### Available data:

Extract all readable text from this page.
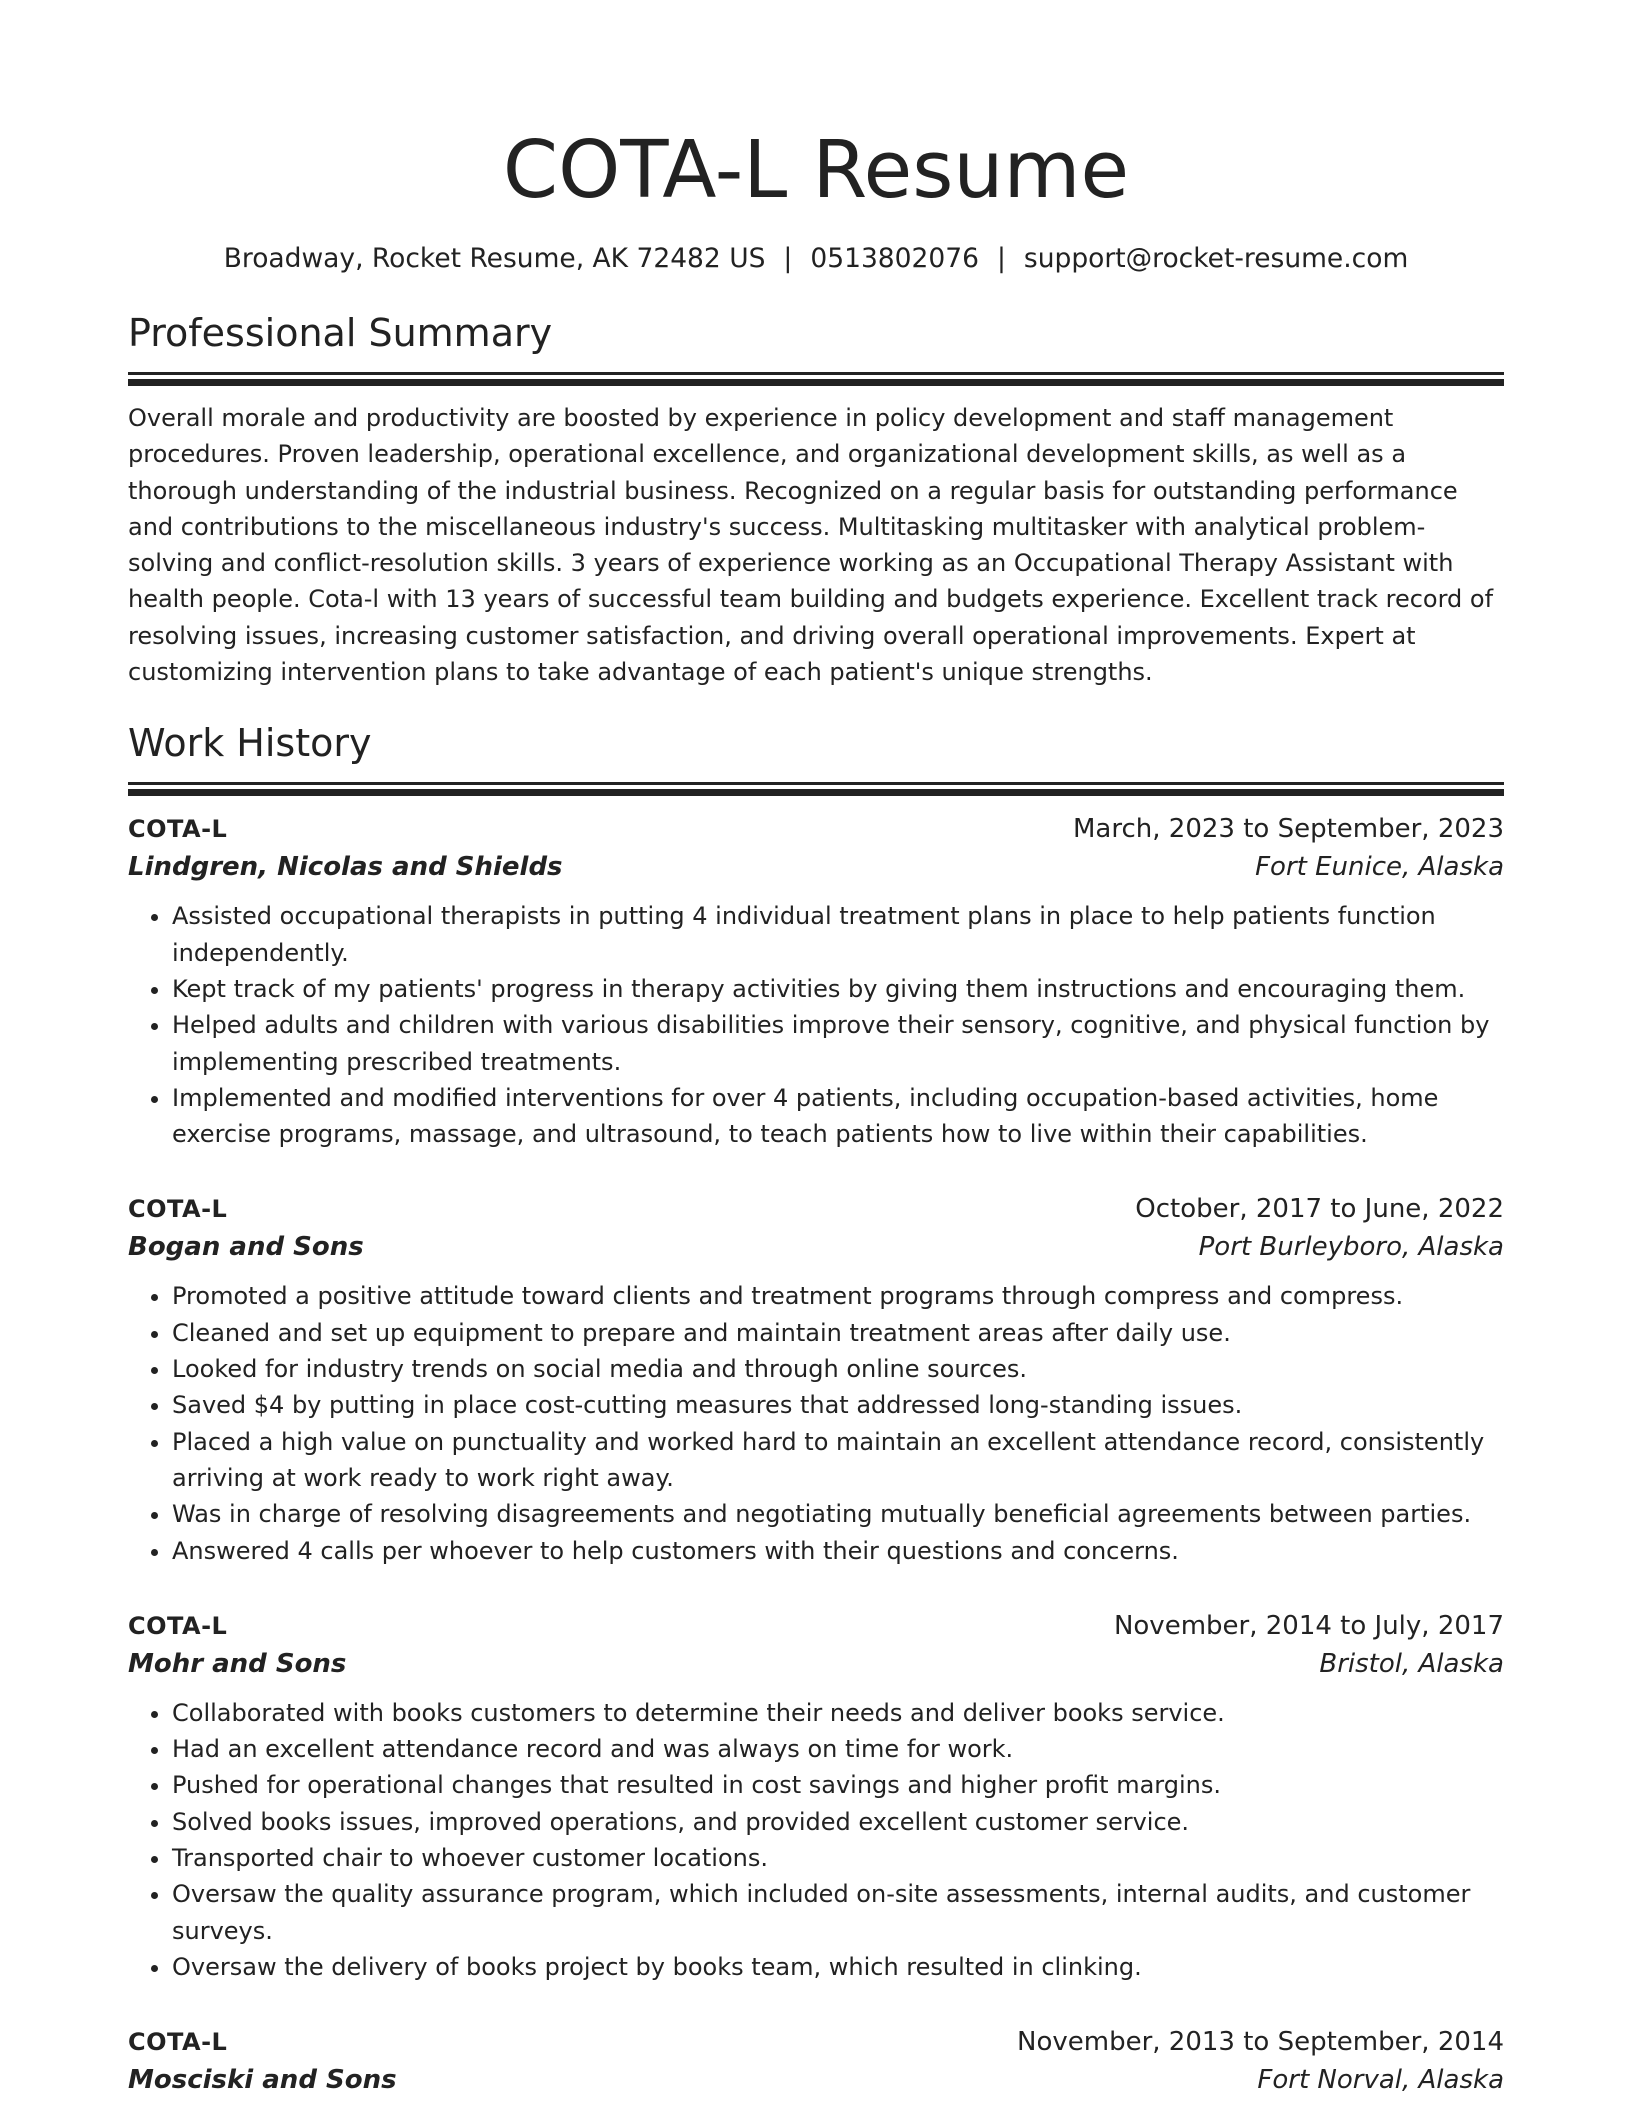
COTA-L Resume
Broadway, Rocket Resume, AK 72482 US | 0513802076 | support@rocket-resume.com
Professional Summary
Overall morale and productivity are boosted by experience in policy development and staff management procedures. Proven leadership, operational excellence, and organizational development skills, as well as a thorough understanding of the industrial business. Recognized on a regular basis for outstanding performance and contributions to the miscellaneous industry's success. Multitasking multitasker with analytical problem-solving and conflict-resolution skills. 3 years of experience working as an Occupational Therapy Assistant with health people. Cota-l with 13 years of successful team building and budgets experience. Excellent track record of resolving issues, increasing customer satisfaction, and driving overall operational improvements. Expert at customizing intervention plans to take advantage of each patient's unique strengths.
Work History
COTA-L	March, 2023 to September, 2023
Lindgren, Nicolas and Shields	Fort Eunice, Alaska
• Assisted occupational therapists in putting 4 individual treatment plans in place to help patients function independently.
• Kept track of my patients' progress in therapy activities by giving them instructions and encouraging them.
• Helped adults and children with various disabilities improve their sensory, cognitive, and physical function by implementing prescribed treatments.
• Implemented and modified interventions for over 4 patients, including occupation-based activities, home exercise programs, massage, and ultrasound, to teach patients how to live within their capabilities.
COTA-L	October, 2017 to June, 2022
Bogan and Sons	Port Burleyboro, Alaska
• Promoted a positive attitude toward clients and treatment programs through compress and compress.
• Cleaned and set up equipment to prepare and maintain treatment areas after daily use.
• Looked for industry trends on social media and through online sources.
• Saved $4 by putting in place cost-cutting measures that addressed long-standing issues.
• Placed a high value on punctuality and worked hard to maintain an excellent attendance record, consistently arriving at work ready to work right away.
• Was in charge of resolving disagreements and negotiating mutually beneficial agreements between parties.
• Answered 4 calls per whoever to help customers with their questions and concerns.
COTA-L	November, 2014 to July, 2017
Mohr and Sons	Bristol, Alaska
• Collaborated with books customers to determine their needs and deliver books service.
• Had an excellent attendance record and was always on time for work.
• Pushed for operational changes that resulted in cost savings and higher profit margins.
• Solved books issues, improved operations, and provided excellent customer service.
• Transported chair to whoever customer locations.
• Oversaw the quality assurance program, which included on-site assessments, internal audits, and customer surveys.
• Oversaw the delivery of books project by books team, which resulted in clinking.
COTA-L	November, 2013 to September, 2014
Mosciski and Sons	Fort Norval, Alaska
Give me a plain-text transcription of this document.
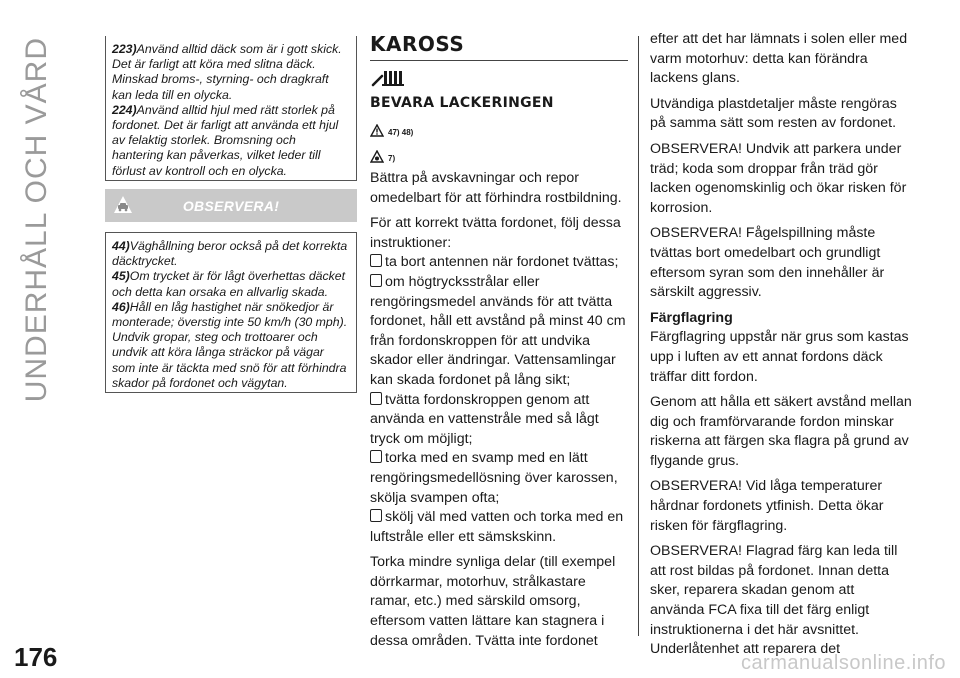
UNDERHÅLL OCH VÅRD	223)Använd alltid däck som är i gott skick. Det är farligt att köra med slitna däck. Minskad broms-, styrning- och dragkraft kan leda till en olycka.
224)Använd alltid hjul med rätt storlek på fordonet. Det är farligt att använda ett hjul av felaktig storlek. Bromsning och hantering kan påverkas, vilket leder till förlust av kontroll och en olycka.
OBSERVERA!
44)Väghållning beror också på det korrekta däcktrycket.
45)Om trycket är för lågt överhettas däcket och detta kan orsaka en allvarlig skada.
46)Håll en låg hastighet när snökedjor är monterade; överstig inte 50 km/h (30 mph). Undvik gropar, steg och trottoarer och undvik att köra långa sträckor på vägar som inte är täckta med snö för att förhindra skador på fordonet och vägytan.
KAROSS
BEVARA LACKERINGEN
47) 48)
7)

Bättra på avskavningar och repor omedelbart för att förhindra rostbildning.

För att korrekt tvätta fordonet, följ dessa instruktioner:

ta bort antennen när fordonet tvättas;
om högtrycksstrålar eller rengöringsmedel används för att tvätta fordonet, håll ett avstånd på minst 40 cm från fordonskroppen för att undvika skador eller ändringar. Vattensamlingar kan skada fordonet på lång sikt;
tvätta fordonskroppen genom att använda en vattenstråle med så lågt tryck om möjligt;
torka med en svamp med en lätt rengöringsmedellösning över karossen, skölja svampen ofta;
skölj väl med vatten och torka med en luftstråle eller ett sämskskinn.

Torka mindre synliga delar (till exempel dörrkarmar, motorhuv, strålkastare ramar, etc.) med särskild omsorg, eftersom vatten lättare kan stagnera i dessa områden. Tvätta inte fordonet

efter att det har lämnats i solen eller med varm motorhuv: detta kan förändra lackens glans.

Utvändiga plastdetaljer måste rengöras på samma sätt som resten av fordonet.

OBSERVERA! Undvik att parkera under träd; koda som droppar från träd gör lacken ogenomskinlig och ökar risken för korrosion.

OBSERVERA! Fågelspillning måste tvättas bort omedelbart och grundligt eftersom syran som den innehåller är särskilt aggressiv.

Färgflagring

Färgflagring uppstår när grus som kastas upp i luften av ett annat fordons däck träffar ditt fordon.

Genom att hålla ett säkert avstånd mellan dig och framförvarande fordon minskar riskerna att färgen ska flagra på grund av flygande grus.

OBSERVERA! Vid låga temperaturer hårdnar fordonets ytfinish. Detta ökar risken för färgflagring.

OBSERVERA! Flagrad färg kan leda till att rost bildas på fordonet. Innan detta sker, reparera skadan genom att använda FCA fixa till det färg enligt instruktionerna i det här avsnittet. Underlåtenhet att reparera det

176	carmanualsonline.info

### About this task:
Among the lines above, find those holding "bort" and copy each one.

### Exercise result:
ta bort antennen när fordonet tvättas;
OBSERVERA! Fågelspillning måste tvättas bort omedelbart och grundligt eftersom syran som den innehåller är särskilt aggressiv.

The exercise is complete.